Data excerpts:
────────────────────

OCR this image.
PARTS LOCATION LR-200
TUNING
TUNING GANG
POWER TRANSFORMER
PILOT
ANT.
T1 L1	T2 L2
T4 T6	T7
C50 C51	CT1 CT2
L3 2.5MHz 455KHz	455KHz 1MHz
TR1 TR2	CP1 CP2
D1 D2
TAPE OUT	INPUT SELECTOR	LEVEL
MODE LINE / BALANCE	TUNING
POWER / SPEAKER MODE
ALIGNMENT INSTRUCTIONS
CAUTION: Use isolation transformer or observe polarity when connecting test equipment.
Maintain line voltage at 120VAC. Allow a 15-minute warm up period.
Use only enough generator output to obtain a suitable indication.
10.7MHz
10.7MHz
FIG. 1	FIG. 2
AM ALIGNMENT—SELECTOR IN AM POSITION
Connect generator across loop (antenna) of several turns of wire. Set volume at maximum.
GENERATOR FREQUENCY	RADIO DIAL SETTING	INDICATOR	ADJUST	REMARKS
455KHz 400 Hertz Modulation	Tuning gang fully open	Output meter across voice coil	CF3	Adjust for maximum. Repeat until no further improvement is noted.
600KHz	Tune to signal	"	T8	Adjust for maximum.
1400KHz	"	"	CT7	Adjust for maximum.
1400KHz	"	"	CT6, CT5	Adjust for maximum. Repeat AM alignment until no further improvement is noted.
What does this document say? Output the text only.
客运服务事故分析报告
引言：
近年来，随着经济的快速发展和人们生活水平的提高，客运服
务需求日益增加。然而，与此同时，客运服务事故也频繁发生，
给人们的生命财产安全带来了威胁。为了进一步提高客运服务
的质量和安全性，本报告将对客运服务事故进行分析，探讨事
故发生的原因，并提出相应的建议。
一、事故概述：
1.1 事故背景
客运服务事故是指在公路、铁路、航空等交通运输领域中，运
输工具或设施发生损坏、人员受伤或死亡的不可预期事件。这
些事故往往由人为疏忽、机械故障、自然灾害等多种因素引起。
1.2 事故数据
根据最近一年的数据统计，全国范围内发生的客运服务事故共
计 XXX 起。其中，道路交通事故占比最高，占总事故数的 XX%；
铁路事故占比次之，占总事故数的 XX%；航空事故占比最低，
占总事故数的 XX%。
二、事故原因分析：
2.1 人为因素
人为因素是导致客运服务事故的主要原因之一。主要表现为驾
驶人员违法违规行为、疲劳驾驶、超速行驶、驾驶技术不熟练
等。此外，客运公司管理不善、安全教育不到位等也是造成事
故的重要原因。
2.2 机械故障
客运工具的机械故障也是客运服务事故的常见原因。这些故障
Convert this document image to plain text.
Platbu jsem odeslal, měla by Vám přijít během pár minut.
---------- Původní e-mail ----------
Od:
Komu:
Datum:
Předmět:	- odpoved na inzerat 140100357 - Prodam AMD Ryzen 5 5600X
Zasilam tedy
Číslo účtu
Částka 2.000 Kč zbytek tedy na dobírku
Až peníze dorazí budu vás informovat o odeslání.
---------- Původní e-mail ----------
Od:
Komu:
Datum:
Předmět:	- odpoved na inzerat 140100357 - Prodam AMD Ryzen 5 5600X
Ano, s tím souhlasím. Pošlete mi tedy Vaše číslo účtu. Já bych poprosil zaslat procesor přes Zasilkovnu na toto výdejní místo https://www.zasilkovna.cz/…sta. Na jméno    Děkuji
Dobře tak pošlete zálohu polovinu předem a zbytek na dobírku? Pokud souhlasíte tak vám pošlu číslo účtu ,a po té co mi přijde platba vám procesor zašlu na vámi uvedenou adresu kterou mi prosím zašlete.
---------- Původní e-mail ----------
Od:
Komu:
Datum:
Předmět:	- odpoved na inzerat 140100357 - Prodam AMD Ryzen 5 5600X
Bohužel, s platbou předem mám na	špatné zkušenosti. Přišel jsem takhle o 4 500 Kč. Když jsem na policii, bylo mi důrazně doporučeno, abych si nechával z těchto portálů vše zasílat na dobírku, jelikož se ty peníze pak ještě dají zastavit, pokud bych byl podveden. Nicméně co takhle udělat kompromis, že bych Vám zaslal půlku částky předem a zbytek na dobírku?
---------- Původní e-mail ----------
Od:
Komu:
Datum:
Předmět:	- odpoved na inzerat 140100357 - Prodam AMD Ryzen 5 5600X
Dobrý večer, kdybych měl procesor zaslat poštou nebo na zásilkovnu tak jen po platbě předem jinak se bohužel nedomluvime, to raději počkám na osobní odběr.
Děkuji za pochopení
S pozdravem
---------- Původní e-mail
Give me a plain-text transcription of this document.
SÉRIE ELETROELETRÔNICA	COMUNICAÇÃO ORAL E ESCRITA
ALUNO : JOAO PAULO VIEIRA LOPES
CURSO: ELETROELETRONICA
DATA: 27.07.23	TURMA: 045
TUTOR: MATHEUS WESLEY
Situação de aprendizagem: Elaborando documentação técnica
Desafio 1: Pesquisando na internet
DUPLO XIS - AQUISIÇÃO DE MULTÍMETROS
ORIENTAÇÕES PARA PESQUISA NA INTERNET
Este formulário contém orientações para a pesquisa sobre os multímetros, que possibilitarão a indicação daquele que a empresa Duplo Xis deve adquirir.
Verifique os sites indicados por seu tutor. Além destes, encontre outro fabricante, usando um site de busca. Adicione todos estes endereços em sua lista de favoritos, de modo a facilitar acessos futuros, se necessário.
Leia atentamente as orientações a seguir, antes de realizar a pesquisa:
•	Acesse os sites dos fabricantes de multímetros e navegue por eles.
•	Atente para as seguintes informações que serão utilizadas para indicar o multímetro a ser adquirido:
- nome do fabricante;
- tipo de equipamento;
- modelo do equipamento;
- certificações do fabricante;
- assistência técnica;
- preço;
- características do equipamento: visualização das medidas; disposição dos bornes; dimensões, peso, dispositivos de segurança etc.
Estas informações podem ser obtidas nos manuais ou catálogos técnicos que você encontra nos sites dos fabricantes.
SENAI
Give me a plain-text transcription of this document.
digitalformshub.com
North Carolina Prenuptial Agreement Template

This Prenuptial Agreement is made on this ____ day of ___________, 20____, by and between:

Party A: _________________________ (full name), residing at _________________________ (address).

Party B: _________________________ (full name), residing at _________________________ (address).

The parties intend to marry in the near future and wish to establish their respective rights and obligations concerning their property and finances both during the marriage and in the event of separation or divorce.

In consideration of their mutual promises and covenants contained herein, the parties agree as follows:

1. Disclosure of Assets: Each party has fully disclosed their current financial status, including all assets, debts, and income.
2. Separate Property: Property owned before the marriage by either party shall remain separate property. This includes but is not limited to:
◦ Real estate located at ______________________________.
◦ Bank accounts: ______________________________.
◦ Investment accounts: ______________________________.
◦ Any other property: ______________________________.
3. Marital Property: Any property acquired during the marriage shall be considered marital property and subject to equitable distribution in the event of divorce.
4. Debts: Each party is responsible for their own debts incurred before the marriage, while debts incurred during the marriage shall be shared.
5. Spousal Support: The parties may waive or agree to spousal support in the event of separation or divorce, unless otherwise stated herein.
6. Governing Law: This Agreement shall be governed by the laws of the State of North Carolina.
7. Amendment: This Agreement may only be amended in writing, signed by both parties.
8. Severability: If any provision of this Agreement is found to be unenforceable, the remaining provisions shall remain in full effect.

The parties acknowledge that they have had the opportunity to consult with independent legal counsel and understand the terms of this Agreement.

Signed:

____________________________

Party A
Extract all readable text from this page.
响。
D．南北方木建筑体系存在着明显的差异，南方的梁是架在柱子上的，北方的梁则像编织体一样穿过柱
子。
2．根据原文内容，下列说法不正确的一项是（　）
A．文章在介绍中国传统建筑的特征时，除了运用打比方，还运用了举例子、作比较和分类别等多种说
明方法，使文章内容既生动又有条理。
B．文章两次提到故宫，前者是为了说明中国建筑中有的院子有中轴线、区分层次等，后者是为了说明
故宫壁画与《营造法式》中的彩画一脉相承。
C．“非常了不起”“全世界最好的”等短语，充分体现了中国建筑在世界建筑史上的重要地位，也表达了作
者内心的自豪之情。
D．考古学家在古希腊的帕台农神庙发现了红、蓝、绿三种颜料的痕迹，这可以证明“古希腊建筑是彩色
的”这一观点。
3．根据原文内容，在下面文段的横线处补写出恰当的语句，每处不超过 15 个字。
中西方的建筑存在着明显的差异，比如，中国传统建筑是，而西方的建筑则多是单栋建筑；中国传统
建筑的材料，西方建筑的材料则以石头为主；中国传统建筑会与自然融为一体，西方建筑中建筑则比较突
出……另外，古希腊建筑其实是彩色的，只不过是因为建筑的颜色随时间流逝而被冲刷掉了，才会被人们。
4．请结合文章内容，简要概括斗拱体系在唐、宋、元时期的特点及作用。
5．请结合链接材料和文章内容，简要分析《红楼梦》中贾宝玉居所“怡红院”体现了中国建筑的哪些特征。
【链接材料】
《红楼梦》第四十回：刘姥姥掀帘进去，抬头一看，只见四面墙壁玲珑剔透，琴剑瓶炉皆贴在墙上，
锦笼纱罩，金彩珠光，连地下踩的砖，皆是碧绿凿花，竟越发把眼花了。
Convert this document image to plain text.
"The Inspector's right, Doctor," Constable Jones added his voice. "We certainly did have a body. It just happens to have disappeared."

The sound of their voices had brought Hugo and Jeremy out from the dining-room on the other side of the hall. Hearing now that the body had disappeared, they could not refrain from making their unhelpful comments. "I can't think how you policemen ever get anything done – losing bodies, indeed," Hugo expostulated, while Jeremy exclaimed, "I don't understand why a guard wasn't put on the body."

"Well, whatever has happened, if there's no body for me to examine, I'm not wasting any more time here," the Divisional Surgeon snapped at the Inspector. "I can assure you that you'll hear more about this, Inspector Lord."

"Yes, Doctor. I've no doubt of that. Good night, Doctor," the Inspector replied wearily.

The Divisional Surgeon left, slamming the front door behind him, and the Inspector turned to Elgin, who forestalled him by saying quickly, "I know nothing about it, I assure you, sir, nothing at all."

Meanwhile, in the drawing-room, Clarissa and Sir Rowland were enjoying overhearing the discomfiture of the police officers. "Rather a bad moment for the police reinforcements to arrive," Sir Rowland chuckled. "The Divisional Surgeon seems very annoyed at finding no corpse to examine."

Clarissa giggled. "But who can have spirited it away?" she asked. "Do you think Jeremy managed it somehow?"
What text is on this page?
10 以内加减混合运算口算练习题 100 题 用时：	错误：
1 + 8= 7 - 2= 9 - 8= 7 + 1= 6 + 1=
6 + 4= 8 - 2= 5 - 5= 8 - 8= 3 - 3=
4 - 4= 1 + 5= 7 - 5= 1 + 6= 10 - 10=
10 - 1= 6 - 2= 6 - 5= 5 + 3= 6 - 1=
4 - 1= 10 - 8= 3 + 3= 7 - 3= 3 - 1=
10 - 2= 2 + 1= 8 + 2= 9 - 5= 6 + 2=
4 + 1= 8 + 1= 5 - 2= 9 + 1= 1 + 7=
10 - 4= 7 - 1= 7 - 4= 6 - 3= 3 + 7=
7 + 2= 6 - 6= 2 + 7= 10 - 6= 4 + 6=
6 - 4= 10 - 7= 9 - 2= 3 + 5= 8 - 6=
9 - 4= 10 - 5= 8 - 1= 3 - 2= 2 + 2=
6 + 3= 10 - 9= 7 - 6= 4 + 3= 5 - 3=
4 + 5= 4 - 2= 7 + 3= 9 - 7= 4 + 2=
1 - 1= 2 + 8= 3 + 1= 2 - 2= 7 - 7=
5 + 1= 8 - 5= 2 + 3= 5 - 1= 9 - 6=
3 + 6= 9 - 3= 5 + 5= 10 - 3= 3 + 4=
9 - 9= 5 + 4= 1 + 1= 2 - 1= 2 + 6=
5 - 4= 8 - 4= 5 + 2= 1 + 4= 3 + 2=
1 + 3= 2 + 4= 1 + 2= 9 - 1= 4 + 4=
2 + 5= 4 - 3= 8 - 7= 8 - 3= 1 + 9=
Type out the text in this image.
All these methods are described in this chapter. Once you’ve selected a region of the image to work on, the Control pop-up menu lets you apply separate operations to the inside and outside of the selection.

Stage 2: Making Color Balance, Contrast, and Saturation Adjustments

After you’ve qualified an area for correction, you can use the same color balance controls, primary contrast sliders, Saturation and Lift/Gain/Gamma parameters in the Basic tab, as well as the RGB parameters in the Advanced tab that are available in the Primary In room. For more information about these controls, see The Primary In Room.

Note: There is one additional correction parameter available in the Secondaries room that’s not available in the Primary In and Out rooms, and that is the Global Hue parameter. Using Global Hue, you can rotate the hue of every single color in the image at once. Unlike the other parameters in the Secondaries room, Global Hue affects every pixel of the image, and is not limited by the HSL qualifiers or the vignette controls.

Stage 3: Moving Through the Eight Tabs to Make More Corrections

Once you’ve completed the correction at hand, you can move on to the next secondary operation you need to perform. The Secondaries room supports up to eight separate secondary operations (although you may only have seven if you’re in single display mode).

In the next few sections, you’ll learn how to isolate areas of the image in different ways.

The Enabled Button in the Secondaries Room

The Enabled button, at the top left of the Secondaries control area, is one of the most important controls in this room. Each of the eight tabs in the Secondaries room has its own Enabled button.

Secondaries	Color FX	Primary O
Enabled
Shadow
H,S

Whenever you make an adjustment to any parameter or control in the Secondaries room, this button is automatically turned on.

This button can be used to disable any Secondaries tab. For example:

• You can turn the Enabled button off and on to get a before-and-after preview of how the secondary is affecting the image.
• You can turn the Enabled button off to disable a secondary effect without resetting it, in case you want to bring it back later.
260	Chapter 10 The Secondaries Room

────────────────────

- _REQUIREMENTS_: Keep only the lines that hold the string "name", and copy them out.

- _WORKED SOLUTION_:
Party A: _________________________ (full name), residing at _________________________ (address).
Party B: _________________________ (full name), residing at _________________________ (address).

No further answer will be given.